• [GIVEN EXERCISE]: Quote all lines below exactly. Images stay out.

# EXTRACTED RECORDS start

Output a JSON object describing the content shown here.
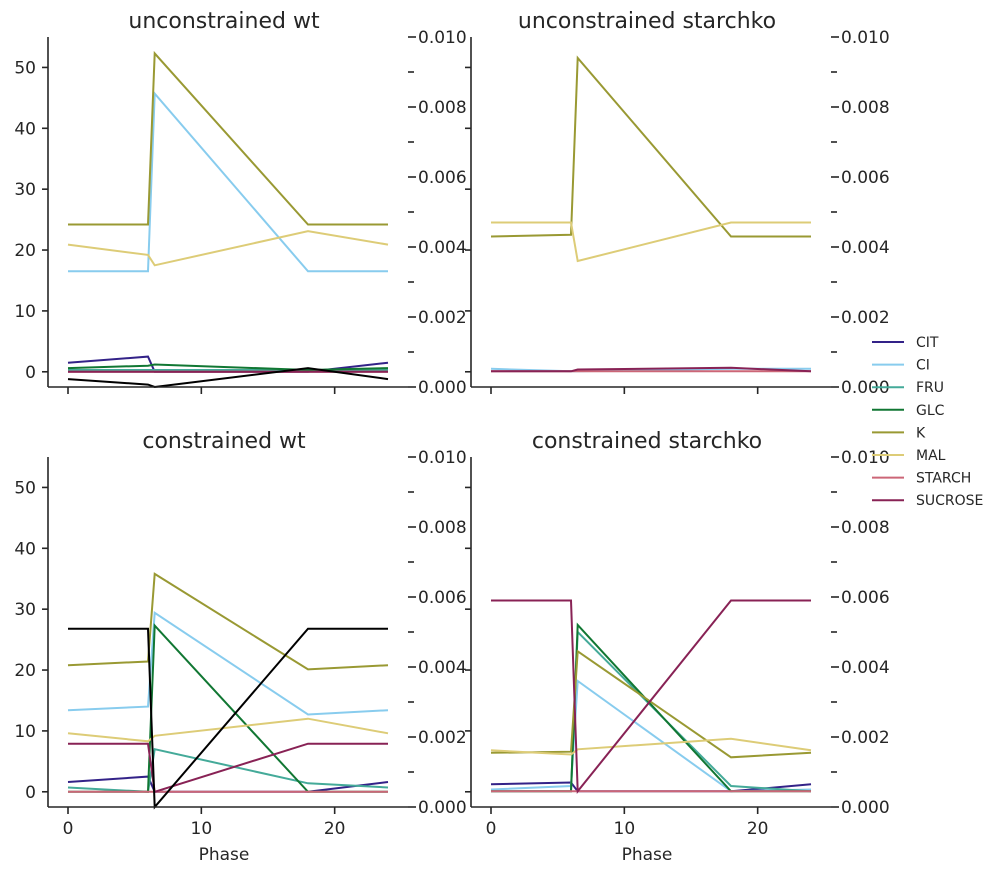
{
  "legend": {
    "placement": "right",
    "entries": [
      {
        "name": "CIT",
        "color": "#332288"
      },
      {
        "name": "CI",
        "color": "#88CCEE"
      },
      {
        "name": "FRU",
        "color": "#44AA99"
      },
      {
        "name": "GLC",
        "color": "#117733"
      },
      {
        "name": "K",
        "color": "#999933"
      },
      {
        "name": "MAL",
        "color": "#DDCC77"
      },
      {
        "name": "STARCH",
        "color": "#CC6677"
      },
      {
        "name": "SUCROSE",
        "color": "#882255"
      }
    ]
  },
  "chart_data": [
    {
      "type": "line",
      "title": "unconstrained wt",
      "xlabel": "",
      "xlim": [
        -1.5,
        25.5
      ],
      "xticks": [
        0,
        10,
        20
      ],
      "show_xticklabels": false,
      "ylim": [
        -2.5,
        55
      ],
      "yticks": [
        0,
        10,
        20,
        30,
        40,
        50
      ],
      "y2lim": [
        0,
        0.01
      ],
      "y2ticks": [
        "0.000",
        "0.002",
        "0.004",
        "0.006",
        "0.008",
        "0.010"
      ],
      "x": [
        0,
        6,
        6.5,
        18,
        24
      ],
      "series": [
        {
          "name": "CIT",
          "color": "#332288",
          "values": [
            1.5,
            2.5,
            0,
            0,
            1.5
          ]
        },
        {
          "name": "CI",
          "color": "#88CCEE",
          "values": [
            16.5,
            16.5,
            45.7,
            16.5,
            16.5
          ]
        },
        {
          "name": "FRU",
          "color": "#44AA99",
          "values": [
            0.3,
            0.3,
            0.3,
            0.3,
            0.3
          ]
        },
        {
          "name": "GLC",
          "color": "#117733",
          "values": [
            0.6,
            1.0,
            1.2,
            0.3,
            0.6
          ]
        },
        {
          "name": "K",
          "color": "#999933",
          "values": [
            24.2,
            24.2,
            52.3,
            24.2,
            24.2
          ]
        },
        {
          "name": "MAL",
          "color": "#DDCC77",
          "values": [
            20.9,
            19.2,
            17.5,
            23.1,
            20.9
          ]
        },
        {
          "name": "STARCH",
          "color": "#CC6677",
          "values": [
            0,
            0,
            0,
            0,
            0
          ]
        },
        {
          "name": "SUCROSE",
          "color": "#882255",
          "values": [
            0,
            0,
            0,
            0,
            0
          ]
        },
        {
          "color": "#000000",
          "values": [
            -1.2,
            -2.1,
            -2.5,
            0.6,
            -1.2
          ]
        }
      ]
    },
    {
      "type": "line",
      "title": "unconstrained starchko",
      "xlabel": "",
      "xlim": [
        -1.5,
        25.5
      ],
      "xticks": [
        0,
        10,
        20
      ],
      "show_xticklabels": false,
      "ylim": [
        -2.5,
        55
      ],
      "yticks": [
        0,
        10,
        20,
        30,
        40,
        50
      ],
      "y2lim": [
        0,
        0.01
      ],
      "y2ticks": [
        "0.000",
        "0.002",
        "0.004",
        "0.006",
        "0.008",
        "0.010"
      ],
      "x": [
        0,
        6,
        6.5,
        18,
        24
      ],
      "series": [
        {
          "name": "CI",
          "color": "#88CCEE",
          "values": [
            0.00052,
            0.00045,
            0.00045,
            0.00052,
            0.00052
          ]
        },
        {
          "name": "K",
          "color": "#999933",
          "values": [
            0.0043,
            0.00435,
            0.0094,
            0.0043,
            0.0043
          ]
        },
        {
          "name": "MAL",
          "color": "#DDCC77",
          "values": [
            0.0047,
            0.0047,
            0.0036,
            0.0047,
            0.0047
          ]
        },
        {
          "name": "STARCH",
          "color": "#CC6677",
          "values": [
            0.00045,
            0.00045,
            0.00045,
            0.00045,
            0.00045
          ]
        },
        {
          "name": "SUCROSE",
          "color": "#882255",
          "values": [
            0.00045,
            0.00045,
            0.0005,
            0.00055,
            0.00045
          ]
        }
      ]
    },
    {
      "type": "line",
      "title": "constrained wt",
      "xlabel": "Phase",
      "xlim": [
        -1.5,
        25.5
      ],
      "xticks": [
        0,
        10,
        20
      ],
      "show_xticklabels": true,
      "ylim": [
        -2.5,
        55
      ],
      "yticks": [
        0,
        10,
        20,
        30,
        40,
        50
      ],
      "y2lim": [
        0,
        0.01
      ],
      "y2ticks": [
        "0.000",
        "0.002",
        "0.004",
        "0.006",
        "0.008",
        "0.010"
      ],
      "x": [
        0,
        6,
        6.5,
        18,
        24
      ],
      "series": [
        {
          "name": "CIT",
          "color": "#332288",
          "values": [
            1.6,
            2.5,
            0,
            0,
            1.6
          ]
        },
        {
          "name": "CI",
          "color": "#88CCEE",
          "values": [
            13.4,
            14.0,
            29.4,
            12.7,
            13.4
          ]
        },
        {
          "name": "FRU",
          "color": "#44AA99",
          "values": [
            0.7,
            0,
            7.0,
            1.4,
            0.7
          ]
        },
        {
          "name": "GLC",
          "color": "#117733",
          "values": [
            0,
            0,
            27.3,
            0,
            0
          ]
        },
        {
          "name": "K",
          "color": "#999933",
          "values": [
            20.8,
            21.4,
            35.8,
            20.1,
            20.8
          ]
        },
        {
          "name": "MAL",
          "color": "#DDCC77",
          "values": [
            9.6,
            8.3,
            9.2,
            12.0,
            9.6
          ]
        },
        {
          "name": "STARCH",
          "color": "#CC6677",
          "values": [
            0,
            0,
            0,
            0,
            0
          ]
        },
        {
          "name": "SUCROSE",
          "color": "#882255",
          "values": [
            7.9,
            7.9,
            0,
            7.9,
            7.9
          ]
        },
        {
          "color": "#000000",
          "values": [
            26.8,
            26.8,
            -2.5,
            26.8,
            26.8
          ]
        }
      ]
    },
    {
      "type": "line",
      "title": "constrained starchko",
      "xlabel": "Phase",
      "xlim": [
        -1.5,
        25.5
      ],
      "xticks": [
        0,
        10,
        20
      ],
      "show_xticklabels": true,
      "ylim": [
        -2.5,
        55
      ],
      "yticks": [
        0,
        10,
        20,
        30,
        40,
        50
      ],
      "y2lim": [
        0,
        0.01
      ],
      "y2ticks": [
        "0.000",
        "0.002",
        "0.004",
        "0.006",
        "0.008",
        "0.010"
      ],
      "x": [
        0,
        6,
        6.5,
        18,
        24
      ],
      "series": [
        {
          "name": "CIT",
          "color": "#332288",
          "values": [
            0.00065,
            0.0007,
            0.00045,
            0.00045,
            0.00065
          ]
        },
        {
          "name": "CI",
          "color": "#88CCEE",
          "values": [
            0.0005,
            0.0006,
            0.0036,
            0.00045,
            0.0005
          ]
        },
        {
          "name": "FRU",
          "color": "#44AA99",
          "values": [
            0.00045,
            0.00045,
            0.005,
            0.0006,
            0.00045
          ]
        },
        {
          "name": "GLC",
          "color": "#117733",
          "values": [
            0.00045,
            0.00045,
            0.0052,
            0.00045,
            0.00045
          ]
        },
        {
          "name": "K",
          "color": "#999933",
          "values": [
            0.00155,
            0.00158,
            0.00445,
            0.00142,
            0.00155
          ]
        },
        {
          "name": "MAL",
          "color": "#DDCC77",
          "values": [
            0.00162,
            0.0015,
            0.00165,
            0.00195,
            0.00162
          ]
        },
        {
          "name": "STARCH",
          "color": "#CC6677",
          "values": [
            0.00045,
            0.00045,
            0.00045,
            0.00045,
            0.00045
          ]
        },
        {
          "name": "SUCROSE",
          "color": "#882255",
          "values": [
            0.0059,
            0.0059,
            0.00045,
            0.0059,
            0.0059
          ]
        }
      ]
    }
  ]
}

# EXTRACTED RECORDS end

• [WRITTEN SOLUTION]:
Output a JSON object describing the content shown here.
{
  "legend": {
    "placement": "right",
    "entries": [
      {
        "name": "CIT",
        "color": "#332288"
      },
      {
        "name": "CI",
        "color": "#88CCEE"
      },
      {
        "name": "FRU",
        "color": "#44AA99"
      },
      {
        "name": "GLC",
        "color": "#117733"
      },
      {
        "name": "K",
        "color": "#999933"
      },
      {
        "name": "MAL",
        "color": "#DDCC77"
      },
      {
        "name": "STARCH",
        "color": "#CC6677"
      },
      {
        "name": "SUCROSE",
        "color": "#882255"
      }
    ]
  },
  "chart_data": [
    {
      "type": "line",
      "title": "unconstrained wt",
      "xlabel": "",
      "xlim": [
        -1.5,
        25.5
      ],
      "xticks": [
        0,
        10,
        20
      ],
      "show_xticklabels": false,
      "ylim": [
        -2.5,
        55
      ],
      "yticks": [
        0,
        10,
        20,
        30,
        40,
        50
      ],
      "y2lim": [
        0,
        0.01
      ],
      "y2ticks": [
        "0.000",
        "0.002",
        "0.004",
        "0.006",
        "0.008",
        "0.010"
      ],
      "x": [
        0,
        6,
        6.5,
        18,
        24
      ],
      "series": [
        {
          "name": "CIT",
          "color": "#332288",
          "values": [
            1.5,
            2.5,
            0,
            0,
            1.5
          ]
        },
        {
          "name": "CI",
          "color": "#88CCEE",
          "values": [
            16.5,
            16.5,
            45.7,
            16.5,
            16.5
          ]
        },
        {
          "name": "FRU",
          "color": "#44AA99",
          "values": [
            0.3,
            0.3,
            0.3,
            0.3,
            0.3
          ]
        },
        {
          "name": "GLC",
          "color": "#117733",
          "values": [
            0.6,
            1.0,
            1.2,
            0.3,
            0.6
          ]
        },
        {
          "name": "K",
          "color": "#999933",
          "values": [
            24.2,
            24.2,
            52.3,
            24.2,
            24.2
          ]
        },
        {
          "name": "MAL",
          "color": "#DDCC77",
          "values": [
            20.9,
            19.2,
            17.5,
            23.1,
            20.9
          ]
        },
        {
          "name": "STARCH",
          "color": "#CC6677",
          "values": [
            0,
            0,
            0,
            0,
            0
          ]
        },
        {
          "name": "SUCROSE",
          "color": "#882255",
          "values": [
            0,
            0,
            0,
            0,
            0
          ]
        },
        {
          "color": "#000000",
          "values": [
            -1.2,
            -2.1,
            -2.5,
            0.6,
            -1.2
          ]
        }
      ]
    },
    {
      "type": "line",
      "title": "unconstrained starchko",
      "xlabel": "",
      "xlim": [
        -1.5,
        25.5
      ],
      "xticks": [
        0,
        10,
        20
      ],
      "show_xticklabels": false,
      "ylim": [
        -2.5,
        55
      ],
      "yticks": [
        0,
        10,
        20,
        30,
        40,
        50
      ],
      "y2lim": [
        0,
        0.01
      ],
      "y2ticks": [
        "0.000",
        "0.002",
        "0.004",
        "0.006",
        "0.008",
        "0.010"
      ],
      "x": [
        0,
        6,
        6.5,
        18,
        24
      ],
      "series": [
        {
          "name": "CI",
          "color": "#88CCEE",
          "values": [
            0.00052,
            0.00045,
            0.00045,
            0.00052,
            0.00052
          ]
        },
        {
          "name": "K",
          "color": "#999933",
          "values": [
            0.0043,
            0.00435,
            0.0094,
            0.0043,
            0.0043
          ]
        },
        {
          "name": "MAL",
          "color": "#DDCC77",
          "values": [
            0.0047,
            0.0047,
            0.0036,
            0.0047,
            0.0047
          ]
        },
        {
          "name": "STARCH",
          "color": "#CC6677",
          "values": [
            0.00045,
            0.00045,
            0.00045,
            0.00045,
            0.00045
          ]
        },
        {
          "name": "SUCROSE",
          "color": "#882255",
          "values": [
            0.00045,
            0.00045,
            0.0005,
            0.00055,
            0.00045
          ]
        }
      ]
    },
    {
      "type": "line",
      "title": "constrained wt",
      "xlabel": "Phase",
      "xlim": [
        -1.5,
        25.5
      ],
      "xticks": [
        0,
        10,
        20
      ],
      "show_xticklabels": true,
      "ylim": [
        -2.5,
        55
      ],
      "yticks": [
        0,
        10,
        20,
        30,
        40,
        50
      ],
      "y2lim": [
        0,
        0.01
      ],
      "y2ticks": [
        "0.000",
        "0.002",
        "0.004",
        "0.006",
        "0.008",
        "0.010"
      ],
      "x": [
        0,
        6,
        6.5,
        18,
        24
      ],
      "series": [
        {
          "name": "CIT",
          "color": "#332288",
          "values": [
            1.6,
            2.5,
            0,
            0,
            1.6
          ]
        },
        {
          "name": "CI",
          "color": "#88CCEE",
          "values": [
            13.4,
            14.0,
            29.4,
            12.7,
            13.4
          ]
        },
        {
          "name": "FRU",
          "color": "#44AA99",
          "values": [
            0.7,
            0,
            7.0,
            1.4,
            0.7
          ]
        },
        {
          "name": "GLC",
          "color": "#117733",
          "values": [
            0,
            0,
            27.3,
            0,
            0
          ]
        },
        {
          "name": "K",
          "color": "#999933",
          "values": [
            20.8,
            21.4,
            35.8,
            20.1,
            20.8
          ]
        },
        {
          "name": "MAL",
          "color": "#DDCC77",
          "values": [
            9.6,
            8.3,
            9.2,
            12.0,
            9.6
          ]
        },
        {
          "name": "STARCH",
          "color": "#CC6677",
          "values": [
            0,
            0,
            0,
            0,
            0
          ]
        },
        {
          "name": "SUCROSE",
          "color": "#882255",
          "values": [
            7.9,
            7.9,
            0,
            7.9,
            7.9
          ]
        },
        {
          "color": "#000000",
          "values": [
            26.8,
            26.8,
            -2.5,
            26.8,
            26.8
          ]
        }
      ]
    },
    {
      "type": "line",
      "title": "constrained starchko",
      "xlabel": "Phase",
      "xlim": [
        -1.5,
        25.5
      ],
      "xticks": [
        0,
        10,
        20
      ],
      "show_xticklabels": true,
      "ylim": [
        -2.5,
        55
      ],
      "yticks": [
        0,
        10,
        20,
        30,
        40,
        50
      ],
      "y2lim": [
        0,
        0.01
      ],
      "y2ticks": [
        "0.000",
        "0.002",
        "0.004",
        "0.006",
        "0.008",
        "0.010"
      ],
      "x": [
        0,
        6,
        6.5,
        18,
        24
      ],
      "series": [
        {
          "name": "CIT",
          "color": "#332288",
          "values": [
            0.00065,
            0.0007,
            0.00045,
            0.00045,
            0.00065
          ]
        },
        {
          "name": "CI",
          "color": "#88CCEE",
          "values": [
            0.0005,
            0.0006,
            0.0036,
            0.00045,
            0.0005
          ]
        },
        {
          "name": "FRU",
          "color": "#44AA99",
          "values": [
            0.00045,
            0.00045,
            0.005,
            0.0006,
            0.00045
          ]
        },
        {
          "name": "GLC",
          "color": "#117733",
          "values": [
            0.00045,
            0.00045,
            0.0052,
            0.00045,
            0.00045
          ]
        },
        {
          "name": "K",
          "color": "#999933",
          "values": [
            0.00155,
            0.00158,
            0.00445,
            0.00142,
            0.00155
          ]
        },
        {
          "name": "MAL",
          "color": "#DDCC77",
          "values": [
            0.00162,
            0.0015,
            0.00165,
            0.00195,
            0.00162
          ]
        },
        {
          "name": "STARCH",
          "color": "#CC6677",
          "values": [
            0.00045,
            0.00045,
            0.00045,
            0.00045,
            0.00045
          ]
        },
        {
          "name": "SUCROSE",
          "color": "#882255",
          "values": [
            0.0059,
            0.0059,
            0.00045,
            0.0059,
            0.0059
          ]
        }
      ]
    }
  ]
}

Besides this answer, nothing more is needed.